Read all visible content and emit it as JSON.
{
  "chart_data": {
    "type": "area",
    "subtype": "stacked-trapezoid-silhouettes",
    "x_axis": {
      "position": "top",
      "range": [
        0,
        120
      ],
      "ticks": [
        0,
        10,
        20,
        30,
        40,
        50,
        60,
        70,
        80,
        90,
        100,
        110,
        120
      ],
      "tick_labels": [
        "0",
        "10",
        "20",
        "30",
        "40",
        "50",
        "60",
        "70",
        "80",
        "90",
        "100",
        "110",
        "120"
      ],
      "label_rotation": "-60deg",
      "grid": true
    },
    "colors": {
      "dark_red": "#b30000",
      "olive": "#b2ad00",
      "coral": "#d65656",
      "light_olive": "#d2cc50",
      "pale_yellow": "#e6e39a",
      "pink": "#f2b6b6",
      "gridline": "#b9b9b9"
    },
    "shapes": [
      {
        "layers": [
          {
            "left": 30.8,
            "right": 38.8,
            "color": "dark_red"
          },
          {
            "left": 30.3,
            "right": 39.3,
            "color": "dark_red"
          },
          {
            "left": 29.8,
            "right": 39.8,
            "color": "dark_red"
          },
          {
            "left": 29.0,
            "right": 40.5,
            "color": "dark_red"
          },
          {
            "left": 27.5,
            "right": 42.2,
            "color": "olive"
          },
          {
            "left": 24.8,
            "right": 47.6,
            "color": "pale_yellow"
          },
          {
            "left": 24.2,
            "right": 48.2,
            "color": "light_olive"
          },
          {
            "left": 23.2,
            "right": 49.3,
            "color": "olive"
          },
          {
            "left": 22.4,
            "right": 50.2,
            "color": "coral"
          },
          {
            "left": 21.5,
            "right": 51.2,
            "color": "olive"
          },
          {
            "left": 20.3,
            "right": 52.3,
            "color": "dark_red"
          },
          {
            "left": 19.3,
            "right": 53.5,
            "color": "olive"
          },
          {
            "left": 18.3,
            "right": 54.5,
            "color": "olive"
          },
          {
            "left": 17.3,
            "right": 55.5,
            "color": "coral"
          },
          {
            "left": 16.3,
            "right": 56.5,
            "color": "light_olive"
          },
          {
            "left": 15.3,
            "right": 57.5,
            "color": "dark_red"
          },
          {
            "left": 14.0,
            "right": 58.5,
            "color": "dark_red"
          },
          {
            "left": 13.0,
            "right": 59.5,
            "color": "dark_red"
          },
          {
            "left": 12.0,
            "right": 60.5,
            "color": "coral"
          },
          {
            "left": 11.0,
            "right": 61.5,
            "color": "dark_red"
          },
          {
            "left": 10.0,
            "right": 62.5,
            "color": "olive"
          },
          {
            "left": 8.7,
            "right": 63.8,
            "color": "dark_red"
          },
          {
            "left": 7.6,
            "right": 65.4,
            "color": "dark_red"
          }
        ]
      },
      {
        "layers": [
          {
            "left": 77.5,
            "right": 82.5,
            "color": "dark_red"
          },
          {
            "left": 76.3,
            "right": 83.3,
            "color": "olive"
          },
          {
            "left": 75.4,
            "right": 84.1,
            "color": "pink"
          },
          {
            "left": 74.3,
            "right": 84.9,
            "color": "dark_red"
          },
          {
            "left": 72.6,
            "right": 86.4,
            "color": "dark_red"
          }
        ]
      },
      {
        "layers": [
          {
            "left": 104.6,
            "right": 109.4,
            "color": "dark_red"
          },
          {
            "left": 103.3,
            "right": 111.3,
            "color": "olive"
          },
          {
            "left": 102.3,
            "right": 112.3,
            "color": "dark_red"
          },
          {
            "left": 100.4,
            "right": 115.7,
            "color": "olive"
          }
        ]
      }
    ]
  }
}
---
● GOAL OF THE EXERCISE:
Repeat the entries shown above, every one, word for word.

● FINAL RESULT:
Read all visible content and emit it as JSON.
{
  "chart_data": {
    "type": "area",
    "subtype": "stacked-trapezoid-silhouettes",
    "x_axis": {
      "position": "top",
      "range": [
        0,
        120
      ],
      "ticks": [
        0,
        10,
        20,
        30,
        40,
        50,
        60,
        70,
        80,
        90,
        100,
        110,
        120
      ],
      "tick_labels": [
        "0",
        "10",
        "20",
        "30",
        "40",
        "50",
        "60",
        "70",
        "80",
        "90",
        "100",
        "110",
        "120"
      ],
      "label_rotation": "-60deg",
      "grid": true
    },
    "colors": {
      "dark_red": "#b30000",
      "olive": "#b2ad00",
      "coral": "#d65656",
      "light_olive": "#d2cc50",
      "pale_yellow": "#e6e39a",
      "pink": "#f2b6b6",
      "gridline": "#b9b9b9"
    },
    "shapes": [
      {
        "layers": [
          {
            "left": 30.8,
            "right": 38.8,
            "color": "dark_red"
          },
          {
            "left": 30.3,
            "right": 39.3,
            "color": "dark_red"
          },
          {
            "left": 29.8,
            "right": 39.8,
            "color": "dark_red"
          },
          {
            "left": 29.0,
            "right": 40.5,
            "color": "dark_red"
          },
          {
            "left": 27.5,
            "right": 42.2,
            "color": "olive"
          },
          {
            "left": 24.8,
            "right": 47.6,
            "color": "pale_yellow"
          },
          {
            "left": 24.2,
            "right": 48.2,
            "color": "light_olive"
          },
          {
            "left": 23.2,
            "right": 49.3,
            "color": "olive"
          },
          {
            "left": 22.4,
            "right": 50.2,
            "color": "coral"
          },
          {
            "left": 21.5,
            "right": 51.2,
            "color": "olive"
          },
          {
            "left": 20.3,
            "right": 52.3,
            "color": "dark_red"
          },
          {
            "left": 19.3,
            "right": 53.5,
            "color": "olive"
          },
          {
            "left": 18.3,
            "right": 54.5,
            "color": "olive"
          },
          {
            "left": 17.3,
            "right": 55.5,
            "color": "coral"
          },
          {
            "left": 16.3,
            "right": 56.5,
            "color": "light_olive"
          },
          {
            "left": 15.3,
            "right": 57.5,
            "color": "dark_red"
          },
          {
            "left": 14.0,
            "right": 58.5,
            "color": "dark_red"
          },
          {
            "left": 13.0,
            "right": 59.5,
            "color": "dark_red"
          },
          {
            "left": 12.0,
            "right": 60.5,
            "color": "coral"
          },
          {
            "left": 11.0,
            "right": 61.5,
            "color": "dark_red"
          },
          {
            "left": 10.0,
            "right": 62.5,
            "color": "olive"
          },
          {
            "left": 8.7,
            "right": 63.8,
            "color": "dark_red"
          },
          {
            "left": 7.6,
            "right": 65.4,
            "color": "dark_red"
          }
        ]
      },
      {
        "layers": [
          {
            "left": 77.5,
            "right": 82.5,
            "color": "dark_red"
          },
          {
            "left": 76.3,
            "right": 83.3,
            "color": "olive"
          },
          {
            "left": 75.4,
            "right": 84.1,
            "color": "pink"
          },
          {
            "left": 74.3,
            "right": 84.9,
            "color": "dark_red"
          },
          {
            "left": 72.6,
            "right": 86.4,
            "color": "dark_red"
          }
        ]
      },
      {
        "layers": [
          {
            "left": 104.6,
            "right": 109.4,
            "color": "dark_red"
          },
          {
            "left": 103.3,
            "right": 111.3,
            "color": "olive"
          },
          {
            "left": 102.3,
            "right": 112.3,
            "color": "dark_red"
          },
          {
            "left": 100.4,
            "right": 115.7,
            "color": "olive"
          }
        ]
      }
    ]
  }
}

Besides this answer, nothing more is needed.